» **Problem to solve**: Extract the data exactly, missing nothing.

» **Dataset entries**:

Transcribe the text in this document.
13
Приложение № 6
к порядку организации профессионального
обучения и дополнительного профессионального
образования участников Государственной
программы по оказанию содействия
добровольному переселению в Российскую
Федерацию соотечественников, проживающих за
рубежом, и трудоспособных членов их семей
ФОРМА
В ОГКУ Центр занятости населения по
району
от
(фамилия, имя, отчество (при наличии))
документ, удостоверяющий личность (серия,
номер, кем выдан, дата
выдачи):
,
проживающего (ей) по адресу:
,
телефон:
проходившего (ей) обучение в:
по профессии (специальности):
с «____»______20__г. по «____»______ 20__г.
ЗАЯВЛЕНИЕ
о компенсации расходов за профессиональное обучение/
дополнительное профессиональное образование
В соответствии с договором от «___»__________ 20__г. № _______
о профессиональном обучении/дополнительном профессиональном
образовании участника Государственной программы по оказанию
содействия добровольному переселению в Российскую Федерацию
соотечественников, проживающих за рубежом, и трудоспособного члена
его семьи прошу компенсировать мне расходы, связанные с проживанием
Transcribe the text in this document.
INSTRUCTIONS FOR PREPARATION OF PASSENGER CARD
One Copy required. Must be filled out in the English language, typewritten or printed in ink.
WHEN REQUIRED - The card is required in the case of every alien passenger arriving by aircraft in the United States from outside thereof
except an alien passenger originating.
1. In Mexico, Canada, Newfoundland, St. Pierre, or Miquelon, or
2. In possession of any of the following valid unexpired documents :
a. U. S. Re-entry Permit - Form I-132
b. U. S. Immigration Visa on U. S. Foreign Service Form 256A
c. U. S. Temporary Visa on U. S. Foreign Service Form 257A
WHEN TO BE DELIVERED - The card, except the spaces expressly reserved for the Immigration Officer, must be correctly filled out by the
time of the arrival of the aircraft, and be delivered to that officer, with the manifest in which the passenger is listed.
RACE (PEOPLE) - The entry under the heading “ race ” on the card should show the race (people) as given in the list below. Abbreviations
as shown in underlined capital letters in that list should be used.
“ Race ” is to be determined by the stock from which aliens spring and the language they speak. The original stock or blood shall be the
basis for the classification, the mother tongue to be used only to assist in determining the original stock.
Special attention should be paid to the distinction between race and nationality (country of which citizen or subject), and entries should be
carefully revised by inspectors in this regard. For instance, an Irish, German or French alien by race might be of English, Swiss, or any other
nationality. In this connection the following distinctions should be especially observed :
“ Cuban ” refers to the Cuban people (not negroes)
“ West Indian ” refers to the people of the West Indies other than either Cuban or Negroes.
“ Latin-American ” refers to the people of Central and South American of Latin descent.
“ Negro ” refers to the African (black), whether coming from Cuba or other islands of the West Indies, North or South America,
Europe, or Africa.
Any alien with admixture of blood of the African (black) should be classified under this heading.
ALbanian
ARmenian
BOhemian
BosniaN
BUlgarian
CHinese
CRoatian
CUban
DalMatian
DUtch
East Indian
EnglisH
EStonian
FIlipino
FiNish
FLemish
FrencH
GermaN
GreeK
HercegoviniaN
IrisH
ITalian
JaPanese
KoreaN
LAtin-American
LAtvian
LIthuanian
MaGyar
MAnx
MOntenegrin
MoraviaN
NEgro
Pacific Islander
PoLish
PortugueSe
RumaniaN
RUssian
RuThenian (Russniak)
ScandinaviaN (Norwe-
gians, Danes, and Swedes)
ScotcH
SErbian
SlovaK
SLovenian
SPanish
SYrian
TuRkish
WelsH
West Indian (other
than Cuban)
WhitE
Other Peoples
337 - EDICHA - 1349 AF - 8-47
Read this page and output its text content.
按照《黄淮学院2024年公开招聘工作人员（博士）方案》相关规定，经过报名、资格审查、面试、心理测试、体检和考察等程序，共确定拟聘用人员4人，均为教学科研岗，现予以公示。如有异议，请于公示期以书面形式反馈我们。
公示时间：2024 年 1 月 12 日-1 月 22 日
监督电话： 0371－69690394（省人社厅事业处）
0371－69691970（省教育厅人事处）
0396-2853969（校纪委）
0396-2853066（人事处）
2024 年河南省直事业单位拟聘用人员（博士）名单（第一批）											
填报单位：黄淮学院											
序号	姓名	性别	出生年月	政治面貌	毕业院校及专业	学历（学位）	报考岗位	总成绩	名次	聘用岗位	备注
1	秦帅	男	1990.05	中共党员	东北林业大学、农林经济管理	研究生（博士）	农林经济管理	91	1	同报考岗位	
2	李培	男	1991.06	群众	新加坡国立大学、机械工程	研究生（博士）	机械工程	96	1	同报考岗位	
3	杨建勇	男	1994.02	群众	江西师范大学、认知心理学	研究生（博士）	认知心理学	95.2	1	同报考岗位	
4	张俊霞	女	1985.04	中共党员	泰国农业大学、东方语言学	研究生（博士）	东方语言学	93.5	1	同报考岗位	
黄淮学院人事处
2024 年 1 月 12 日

» **The answer**:
Transcribe the text in this document.
13
Приложение № 6
к порядку организации профессионального
обучения и дополнительного профессионального
образования участников Государственной
программы по оказанию содействия
добровольному переселению в Российскую
Федерацию соотечественников, проживающих за
рубежом, и трудоспособных членов их семей
ФОРМА
В ОГКУ Центр занятости населения по
району
от
(фамилия, имя, отчество (при наличии))
документ, удостоверяющий личность (серия,
номер, кем выдан, дата
выдачи):
,
проживающего (ей) по адресу:
,
телефон:
проходившего (ей) обучение в:
по профессии (специальности):
с «____»______20__г. по «____»______ 20__г.
ЗАЯВЛЕНИЕ
о компенсации расходов за профессиональное обучение/
дополнительное профессиональное образование
В соответствии с договором от «___»__________ 20__г. № _______
о профессиональном обучении/дополнительном профессиональном
образовании участника Государственной программы по оказанию
содействия добровольному переселению в Российскую Федерацию
соотечественников, проживающих за рубежом, и трудоспособного члена
его семьи прошу компенсировать мне расходы, связанные с проживанием
Transcribe the text in this document.
INSTRUCTIONS FOR PREPARATION OF PASSENGER CARD
One Copy required. Must be filled out in the English language, typewritten or printed in ink.
WHEN REQUIRED - The card is required in the case of every alien passenger arriving by aircraft in the United States from outside thereof
except an alien passenger originating.
1. In Mexico, Canada, Newfoundland, St. Pierre, or Miquelon, or
2. In possession of any of the following valid unexpired documents :
a. U. S. Re-entry Permit - Form I-132
b. U. S. Immigration Visa on U. S. Foreign Service Form 256A
c. U. S. Temporary Visa on U. S. Foreign Service Form 257A
WHEN TO BE DELIVERED - The card, except the spaces expressly reserved for the Immigration Officer, must be correctly filled out by the
time of the arrival of the aircraft, and be delivered to that officer, with the manifest in which the passenger is listed.
RACE (PEOPLE) - The entry under the heading “ race ” on the card should show the race (people) as given in the list below. Abbreviations
as shown in underlined capital letters in that list should be used.
“ Race ” is to be determined by the stock from which aliens spring and the language they speak. The original stock or blood shall be the
basis for the classification, the mother tongue to be used only to assist in determining the original stock.
Special attention should be paid to the distinction between race and nationality (country of which citizen or subject), and entries should be
carefully revised by inspectors in this regard. For instance, an Irish, German or French alien by race might be of English, Swiss, or any other
nationality. In this connection the following distinctions should be especially observed :
“ Cuban ” refers to the Cuban people (not negroes)
“ West Indian ” refers to the people of the West Indies other than either Cuban or Negroes.
“ Latin-American ” refers to the people of Central and South American of Latin descent.
“ Negro ” refers to the African (black), whether coming from Cuba or other islands of the West Indies, North or South America,
Europe, or Africa.
Any alien with admixture of blood of the African (black) should be classified under this heading.
ALbanian
ARmenian
BOhemian
BosniaN
BUlgarian
CHinese
CRoatian
CUban
DalMatian
DUtch
East Indian
EnglisH
EStonian
FIlipino
FiNish
FLemish
FrencH
GermaN
GreeK
HercegoviniaN
IrisH
ITalian
JaPanese
KoreaN
LAtin-American
LAtvian
LIthuanian
MaGyar
MAnx
MOntenegrin
MoraviaN
NEgro
Pacific Islander
PoLish
PortugueSe
RumaniaN
RUssian
RuThenian (Russniak)
ScandinaviaN (Norwe-
gians, Danes, and Swedes)
ScotcH
SErbian
SlovaK
SLovenian
SPanish
SYrian
TuRkish
WelsH
West Indian (other
than Cuban)
WhitE
Other Peoples
337 - EDICHA - 1349 AF - 8-47
Read this page and output its text content.
按照《黄淮学院2024年公开招聘工作人员（博士）方案》相关规定，经过报名、资格审查、面试、心理测试、体检和考察等程序，共确定拟聘用人员4人，均为教学科研岗，现予以公示。如有异议，请于公示期以书面形式反馈我们。
公示时间：2024 年 1 月 12 日-1 月 22 日
监督电话： 0371－69690394（省人社厅事业处）
0371－69691970（省教育厅人事处）
0396-2853969（校纪委）
0396-2853066（人事处）
2024 年河南省直事业单位拟聘用人员（博士）名单（第一批）											
填报单位：黄淮学院											
序号	姓名	性别	出生年月	政治面貌	毕业院校及专业	学历（学位）	报考岗位	总成绩	名次	聘用岗位	备注
1	秦帅	男	1990.05	中共党员	东北林业大学、农林经济管理	研究生（博士）	农林经济管理	91	1	同报考岗位	
2	李培	男	1991.06	群众	新加坡国立大学、机械工程	研究生（博士）	机械工程	96	1	同报考岗位	
3	杨建勇	男	1994.02	群众	江西师范大学、认知心理学	研究生（博士）	认知心理学	95.2	1	同报考岗位	
4	张俊霞	女	1985.04	中共党员	泰国农业大学、东方语言学	研究生（博士）	东方语言学	93.5	1	同报考岗位	
黄淮学院人事处
2024 年 1 月 12 日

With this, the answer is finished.